Excerpts from a figure dataset

*-*-*

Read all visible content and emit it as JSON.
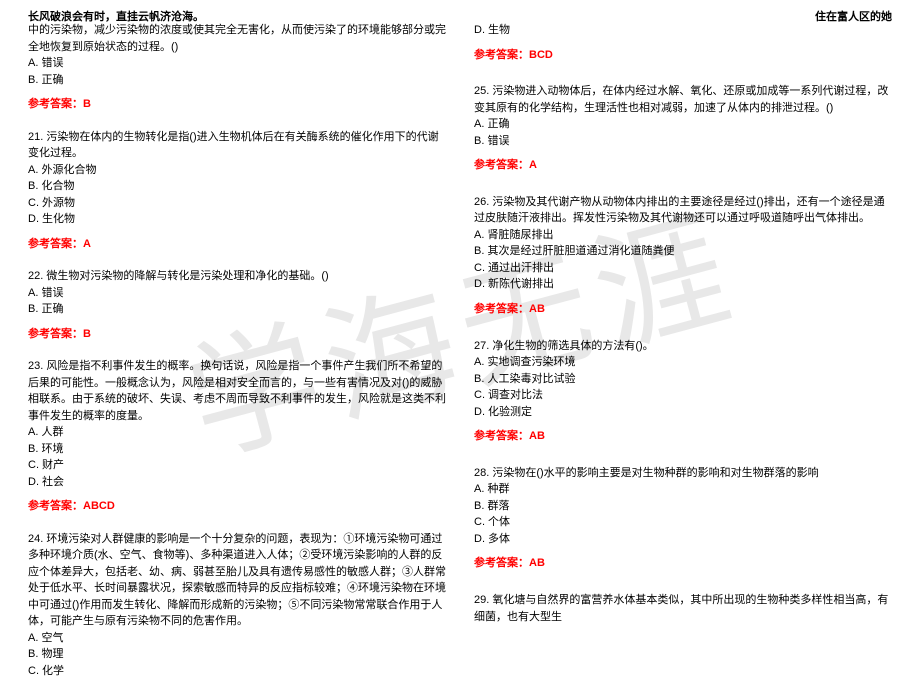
{
  "header": {
    "left": "长风破浪会有时，直挂云帆济沧海。",
    "right": "住在富人区的她"
  },
  "watermark_text": "学海无涯",
  "colors": {
    "text": "#000000",
    "answer": "#ff0000",
    "watermark": "#e8e8e8",
    "background": "#ffffff"
  },
  "left_column": [
    {
      "text": "中的污染物，减少污染物的浓度或使其完全无害化，从而使污染了的环境能够部分或完全地恢复到原始状态的过程。()",
      "options": [
        "A. 错误",
        "B. 正确"
      ],
      "answer": "参考答案：B"
    },
    {
      "text": "21. 污染物在体内的生物转化是指()进入生物机体后在有关酶系统的催化作用下的代谢变化过程。",
      "options": [
        "A. 外源化合物",
        "B. 化合物",
        "C. 外源物",
        "D. 生化物"
      ],
      "answer": "参考答案：A"
    },
    {
      "text": "22. 微生物对污染物的降解与转化是污染处理和净化的基础。()",
      "options": [
        "A. 错误",
        "B. 正确"
      ],
      "answer": "参考答案：B"
    },
    {
      "text": "23. 风险是指不利事件发生的概率。换句话说，风险是指一个事件产生我们所不希望的后果的可能性。一般概念认为，风险是相对安全而言的，与一些有害情况及对()的威胁相联系。由于系统的破坏、失误、考虑不周而导致不利事件的发生，风险就是这类不利事件发生的概率的度量。",
      "options": [
        "A. 人群",
        "B. 环境",
        "C. 财产",
        "D. 社会"
      ],
      "answer": "参考答案：ABCD"
    },
    {
      "text": "24. 环境污染对人群健康的影响是一个十分复杂的问题，表现为：①环境污染物可通过多种环境介质(水、空气、食物等)、多种渠道进入人体；②受环境污染影响的人群的反应个体差异大，包括老、幼、病、弱甚至胎儿及具有遗传易感性的敏感人群；③人群常处于低水平、长时间暴露状况，探索敏感而特异的反应指标较难；④环境污染物在环境中可通过()作用而发生转化、降解而形成新的污染物；⑤不同污染物常常联合作用于人体，可能产生与原有污染物不同的危害作用。",
      "options": [
        "A. 空气",
        "B. 物理",
        "C. 化学"
      ],
      "answer": ""
    }
  ],
  "right_column": [
    {
      "text": "",
      "options": [
        "D. 生物"
      ],
      "answer": "参考答案：BCD"
    },
    {
      "text": "25. 污染物进入动物体后，在体内经过水解、氧化、还原或加成等一系列代谢过程，改变其原有的化学结构，生理活性也相对减弱，加速了从体内的排泄过程。()",
      "options": [
        "A. 正确",
        "B. 错误"
      ],
      "answer": "参考答案：A"
    },
    {
      "text": "26. 污染物及其代谢产物从动物体内排出的主要途径是经过()排出，还有一个途径是通过皮肤随汗液排出。挥发性污染物及其代谢物还可以通过呼吸道随呼出气体排出。",
      "options": [
        "A. 肾脏随尿排出",
        "B. 其次是经过肝脏胆道通过消化道随粪便",
        "C. 通过出汗排出",
        "D. 新陈代谢排出"
      ],
      "answer": "参考答案：AB"
    },
    {
      "text": "27. 净化生物的筛选具体的方法有()。",
      "options": [
        "A. 实地调查污染环境",
        "B. 人工染毒对比试验",
        "C. 调查对比法",
        "D. 化验测定"
      ],
      "answer": "参考答案：AB"
    },
    {
      "text": "28. 污染物在()水平的影响主要是对生物种群的影响和对生物群落的影响",
      "options": [
        "A. 种群",
        "B. 群落",
        "C. 个体",
        "D. 多体"
      ],
      "answer": "参考答案：AB"
    },
    {
      "text": "29. 氧化塘与自然界的富营养水体基本类似，其中所出现的生物种类多样性相当高，有细菌，也有大型生",
      "options": [],
      "answer": ""
    }
  ]
}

*-*-*

(Requirements)
Retype all entries exactly as they appear, dropping the images.

(Task solution)
Read all visible content and emit it as JSON.
{
  "header": {
    "left": "长风破浪会有时，直挂云帆济沧海。",
    "right": "住在富人区的她"
  },
  "watermark_text": "学海无涯",
  "colors": {
    "text": "#000000",
    "answer": "#ff0000",
    "watermark": "#e8e8e8",
    "background": "#ffffff"
  },
  "left_column": [
    {
      "text": "中的污染物，减少污染物的浓度或使其完全无害化，从而使污染了的环境能够部分或完全地恢复到原始状态的过程。()",
      "options": [
        "A. 错误",
        "B. 正确"
      ],
      "answer": "参考答案：B"
    },
    {
      "text": "21. 污染物在体内的生物转化是指()进入生物机体后在有关酶系统的催化作用下的代谢变化过程。",
      "options": [
        "A. 外源化合物",
        "B. 化合物",
        "C. 外源物",
        "D. 生化物"
      ],
      "answer": "参考答案：A"
    },
    {
      "text": "22. 微生物对污染物的降解与转化是污染处理和净化的基础。()",
      "options": [
        "A. 错误",
        "B. 正确"
      ],
      "answer": "参考答案：B"
    },
    {
      "text": "23. 风险是指不利事件发生的概率。换句话说，风险是指一个事件产生我们所不希望的后果的可能性。一般概念认为，风险是相对安全而言的，与一些有害情况及对()的威胁相联系。由于系统的破坏、失误、考虑不周而导致不利事件的发生，风险就是这类不利事件发生的概率的度量。",
      "options": [
        "A. 人群",
        "B. 环境",
        "C. 财产",
        "D. 社会"
      ],
      "answer": "参考答案：ABCD"
    },
    {
      "text": "24. 环境污染对人群健康的影响是一个十分复杂的问题，表现为：①环境污染物可通过多种环境介质(水、空气、食物等)、多种渠道进入人体；②受环境污染影响的人群的反应个体差异大，包括老、幼、病、弱甚至胎儿及具有遗传易感性的敏感人群；③人群常处于低水平、长时间暴露状况，探索敏感而特异的反应指标较难；④环境污染物在环境中可通过()作用而发生转化、降解而形成新的污染物；⑤不同污染物常常联合作用于人体，可能产生与原有污染物不同的危害作用。",
      "options": [
        "A. 空气",
        "B. 物理",
        "C. 化学"
      ],
      "answer": ""
    }
  ],
  "right_column": [
    {
      "text": "",
      "options": [
        "D. 生物"
      ],
      "answer": "参考答案：BCD"
    },
    {
      "text": "25. 污染物进入动物体后，在体内经过水解、氧化、还原或加成等一系列代谢过程，改变其原有的化学结构，生理活性也相对减弱，加速了从体内的排泄过程。()",
      "options": [
        "A. 正确",
        "B. 错误"
      ],
      "answer": "参考答案：A"
    },
    {
      "text": "26. 污染物及其代谢产物从动物体内排出的主要途径是经过()排出，还有一个途径是通过皮肤随汗液排出。挥发性污染物及其代谢物还可以通过呼吸道随呼出气体排出。",
      "options": [
        "A. 肾脏随尿排出",
        "B. 其次是经过肝脏胆道通过消化道随粪便",
        "C. 通过出汗排出",
        "D. 新陈代谢排出"
      ],
      "answer": "参考答案：AB"
    },
    {
      "text": "27. 净化生物的筛选具体的方法有()。",
      "options": [
        "A. 实地调查污染环境",
        "B. 人工染毒对比试验",
        "C. 调查对比法",
        "D. 化验测定"
      ],
      "answer": "参考答案：AB"
    },
    {
      "text": "28. 污染物在()水平的影响主要是对生物种群的影响和对生物群落的影响",
      "options": [
        "A. 种群",
        "B. 群落",
        "C. 个体",
        "D. 多体"
      ],
      "answer": "参考答案：AB"
    },
    {
      "text": "29. 氧化塘与自然界的富营养水体基本类似，其中所出现的生物种类多样性相当高，有细菌，也有大型生",
      "options": [],
      "answer": ""
    }
  ]
}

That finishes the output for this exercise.